Every entry below should be printed exactly, without its images.

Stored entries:
BEGIN

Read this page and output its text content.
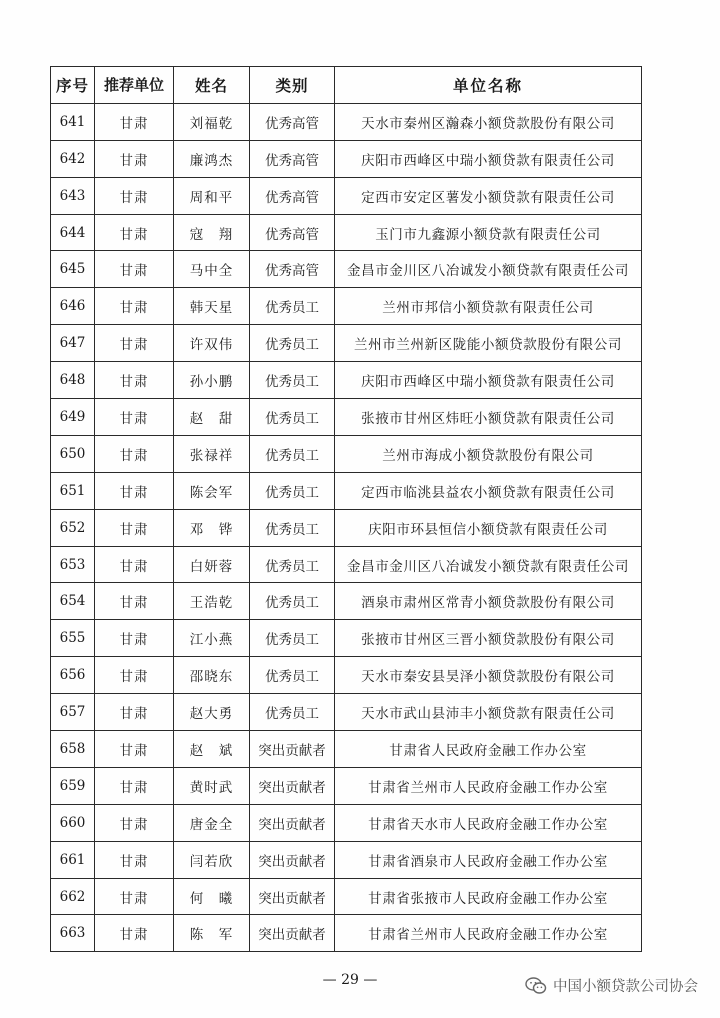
序号	推荐单位	姓名	类别	单位名称
641	甘肃	刘福乾	优秀高管	天水市秦州区瀚森小额贷款股份有限公司
642	甘肃	廉鸿杰	优秀高管	庆阳市西峰区中瑞小额贷款有限责任公司
643	甘肃	周和平	优秀高管	定西市安定区薯发小额贷款有限责任公司
644	甘肃	寇　翔	优秀高管	玉门市九鑫源小额贷款有限责任公司
645	甘肃	马中全	优秀高管	金昌市金川区八冶诚发小额贷款有限责任公司
646	甘肃	韩天星	优秀员工	兰州市邦信小额贷款有限责任公司
647	甘肃	许双伟	优秀员工	兰州市兰州新区陇能小额贷款股份有限公司
648	甘肃	孙小鹏	优秀员工	庆阳市西峰区中瑞小额贷款有限责任公司
649	甘肃	赵　甜	优秀员工	张掖市甘州区炜旺小额贷款有限责任公司
650	甘肃	张禄祥	优秀员工	兰州市海成小额贷款股份有限公司
651	甘肃	陈会军	优秀员工	定西市临洮县益农小额贷款有限责任公司
652	甘肃	邓　铧	优秀员工	庆阳市环县恒信小额贷款有限责任公司
653	甘肃	白妍蓉	优秀员工	金昌市金川区八冶诚发小额贷款有限责任公司
654	甘肃	王浩乾	优秀员工	酒泉市肃州区常青小额贷款股份有限公司
655	甘肃	江小燕	优秀员工	张掖市甘州区三晋小额贷款股份有限公司
656	甘肃	邵晓东	优秀员工	天水市秦安县昊泽小额贷款股份有限公司
657	甘肃	赵大勇	优秀员工	天水市武山县沛丰小额贷款有限责任公司
658	甘肃	赵　斌	突出贡献者	甘肃省人民政府金融工作办公室
659	甘肃	黄时武	突出贡献者	甘肃省兰州市人民政府金融工作办公室
660	甘肃	唐金全	突出贡献者	甘肃省天水市人民政府金融工作办公室
661	甘肃	闫若欣	突出贡献者	甘肃省酒泉市人民政府金融工作办公室
662	甘肃	何　曦	突出贡献者	甘肃省张掖市人民政府金融工作办公室
663	甘肃	陈　军	突出贡献者	甘肃省兰州市人民政府金融工作办公室
— 29 —	中国小额贷款公司协会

END

- **Full answer**
Read this page and output its text content.
序号	推荐单位	姓名	类别	单位名称
641	甘肃	刘福乾	优秀高管	天水市秦州区瀚森小额贷款股份有限公司
642	甘肃	廉鸿杰	优秀高管	庆阳市西峰区中瑞小额贷款有限责任公司
643	甘肃	周和平	优秀高管	定西市安定区薯发小额贷款有限责任公司
644	甘肃	寇　翔	优秀高管	玉门市九鑫源小额贷款有限责任公司
645	甘肃	马中全	优秀高管	金昌市金川区八冶诚发小额贷款有限责任公司
646	甘肃	韩天星	优秀员工	兰州市邦信小额贷款有限责任公司
647	甘肃	许双伟	优秀员工	兰州市兰州新区陇能小额贷款股份有限公司
648	甘肃	孙小鹏	优秀员工	庆阳市西峰区中瑞小额贷款有限责任公司
649	甘肃	赵　甜	优秀员工	张掖市甘州区炜旺小额贷款有限责任公司
650	甘肃	张禄祥	优秀员工	兰州市海成小额贷款股份有限公司
651	甘肃	陈会军	优秀员工	定西市临洮县益农小额贷款有限责任公司
652	甘肃	邓　铧	优秀员工	庆阳市环县恒信小额贷款有限责任公司
653	甘肃	白妍蓉	优秀员工	金昌市金川区八冶诚发小额贷款有限责任公司
654	甘肃	王浩乾	优秀员工	酒泉市肃州区常青小额贷款股份有限公司
655	甘肃	江小燕	优秀员工	张掖市甘州区三晋小额贷款股份有限公司
656	甘肃	邵晓东	优秀员工	天水市秦安县昊泽小额贷款股份有限公司
657	甘肃	赵大勇	优秀员工	天水市武山县沛丰小额贷款有限责任公司
658	甘肃	赵　斌	突出贡献者	甘肃省人民政府金融工作办公室
659	甘肃	黄时武	突出贡献者	甘肃省兰州市人民政府金融工作办公室
660	甘肃	唐金全	突出贡献者	甘肃省天水市人民政府金融工作办公室
661	甘肃	闫若欣	突出贡献者	甘肃省酒泉市人民政府金融工作办公室
662	甘肃	何　曦	突出贡献者	甘肃省张掖市人民政府金融工作办公室
663	甘肃	陈　军	突出贡献者	甘肃省兰州市人民政府金融工作办公室
— 29 —	中国小额贷款公司协会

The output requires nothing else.